--- Prompt ---
Each record is to be printed again precisely as it reads.

(Dataset entries)
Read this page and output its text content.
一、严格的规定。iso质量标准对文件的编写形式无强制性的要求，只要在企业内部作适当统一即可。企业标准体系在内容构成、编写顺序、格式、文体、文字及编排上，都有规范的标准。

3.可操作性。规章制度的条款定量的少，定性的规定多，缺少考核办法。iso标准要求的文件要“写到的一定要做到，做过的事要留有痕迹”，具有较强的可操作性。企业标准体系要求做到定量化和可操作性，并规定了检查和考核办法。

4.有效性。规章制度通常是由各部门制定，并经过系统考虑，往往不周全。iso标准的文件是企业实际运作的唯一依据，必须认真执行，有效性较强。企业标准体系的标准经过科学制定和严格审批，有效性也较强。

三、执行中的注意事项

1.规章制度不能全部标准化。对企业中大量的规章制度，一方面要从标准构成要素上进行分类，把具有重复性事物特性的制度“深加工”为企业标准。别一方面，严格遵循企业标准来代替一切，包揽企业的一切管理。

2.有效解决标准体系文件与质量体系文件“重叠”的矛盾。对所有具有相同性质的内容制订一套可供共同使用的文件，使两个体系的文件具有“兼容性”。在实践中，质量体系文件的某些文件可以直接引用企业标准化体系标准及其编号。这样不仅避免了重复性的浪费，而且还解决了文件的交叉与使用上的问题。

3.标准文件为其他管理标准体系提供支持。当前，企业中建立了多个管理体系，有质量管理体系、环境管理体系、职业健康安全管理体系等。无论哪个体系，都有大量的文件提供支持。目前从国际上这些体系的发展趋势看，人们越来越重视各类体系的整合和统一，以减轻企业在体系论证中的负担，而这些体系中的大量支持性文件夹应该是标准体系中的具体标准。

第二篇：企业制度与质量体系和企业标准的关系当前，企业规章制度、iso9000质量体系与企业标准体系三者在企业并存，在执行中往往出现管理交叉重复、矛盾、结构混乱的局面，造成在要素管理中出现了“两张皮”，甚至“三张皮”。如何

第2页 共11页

--- Exercise solution ---
Read this page and output its text content.
一、严格的规定。iso质量标准对文件的编写形式无强制性的要求，只要在企业内部作适当统一即可。企业标准体系在内容构成、编写顺序、格式、文体、文字及编排上，都有规范的标准。

3.可操作性。规章制度的条款定量的少，定性的规定多，缺少考核办法。iso标准要求的文件要“写到的一定要做到，做过的事要留有痕迹”，具有较强的可操作性。企业标准体系要求做到定量化和可操作性，并规定了检查和考核办法。

4.有效性。规章制度通常是由各部门制定，并经过系统考虑，往往不周全。iso标准的文件是企业实际运作的唯一依据，必须认真执行，有效性较强。企业标准体系的标准经过科学制定和严格审批，有效性也较强。

三、执行中的注意事项

1.规章制度不能全部标准化。对企业中大量的规章制度，一方面要从标准构成要素上进行分类，把具有重复性事物特性的制度“深加工”为企业标准。别一方面，严格遵循企业标准来代替一切，包揽企业的一切管理。

2.有效解决标准体系文件与质量体系文件“重叠”的矛盾。对所有具有相同性质的内容制订一套可供共同使用的文件，使两个体系的文件具有“兼容性”。在实践中，质量体系文件的某些文件可以直接引用企业标准化体系标准及其编号。这样不仅避免了重复性的浪费，而且还解决了文件的交叉与使用上的问题。

3.标准文件为其他管理标准体系提供支持。当前，企业中建立了多个管理体系，有质量管理体系、环境管理体系、职业健康安全管理体系等。无论哪个体系，都有大量的文件提供支持。目前从国际上这些体系的发展趋势看，人们越来越重视各类体系的整合和统一，以减轻企业在体系论证中的负担，而这些体系中的大量支持性文件夹应该是标准体系中的具体标准。

第二篇：企业制度与质量体系和企业标准的关系当前，企业规章制度、iso9000质量体系与企业标准体系三者在企业并存，在执行中往往出现管理交叉重复、矛盾、结构混乱的局面，造成在要素管理中出现了“两张皮”，甚至“三张皮”。如何

第2页 共11页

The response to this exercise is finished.